- EXERCISE AIM
Search the entries for the word "文理融合" and pull out each line that has it.

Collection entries

:::::

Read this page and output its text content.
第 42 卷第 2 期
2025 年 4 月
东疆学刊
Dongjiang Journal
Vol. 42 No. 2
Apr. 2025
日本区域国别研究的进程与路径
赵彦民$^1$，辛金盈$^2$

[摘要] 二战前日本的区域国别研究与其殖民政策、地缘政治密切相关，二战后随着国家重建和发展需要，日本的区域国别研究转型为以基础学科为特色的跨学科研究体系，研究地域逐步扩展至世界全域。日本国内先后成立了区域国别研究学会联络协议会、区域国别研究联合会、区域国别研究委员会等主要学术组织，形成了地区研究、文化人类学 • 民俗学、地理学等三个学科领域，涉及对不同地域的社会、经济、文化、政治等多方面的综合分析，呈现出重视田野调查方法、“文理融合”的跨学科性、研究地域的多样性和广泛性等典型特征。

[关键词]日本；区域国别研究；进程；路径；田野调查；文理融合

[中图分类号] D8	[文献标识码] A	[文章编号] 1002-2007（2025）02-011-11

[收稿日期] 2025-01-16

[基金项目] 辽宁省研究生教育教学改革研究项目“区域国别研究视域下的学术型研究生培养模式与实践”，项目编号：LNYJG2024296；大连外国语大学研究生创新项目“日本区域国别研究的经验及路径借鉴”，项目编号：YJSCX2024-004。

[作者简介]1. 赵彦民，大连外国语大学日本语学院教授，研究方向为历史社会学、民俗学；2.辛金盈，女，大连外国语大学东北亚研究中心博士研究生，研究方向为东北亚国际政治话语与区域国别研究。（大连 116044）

:::::

- COMPLETED EXERCISE
[摘要] 二战前日本的区域国别研究与其殖民政策、地缘政治密切相关，二战后随着国家重建和发展需要，日本的区域国别研究转型为以基础学科为特色的跨学科研究体系，研究地域逐步扩展至世界全域。日本国内先后成立了区域国别研究学会联络协议会、区域国别研究联合会、区域国别研究委员会等主要学术组织，形成了地区研究、文化人类学 • 民俗学、地理学等三个学科领域，涉及对不同地域的社会、经济、文化、政治等多方面的综合分析，呈现出重视田野调查方法、“文理融合”的跨学科性、研究地域的多样性和广泛性等典型特征。
[关键词]日本；区域国别研究；进程；路径；田野调查；文理融合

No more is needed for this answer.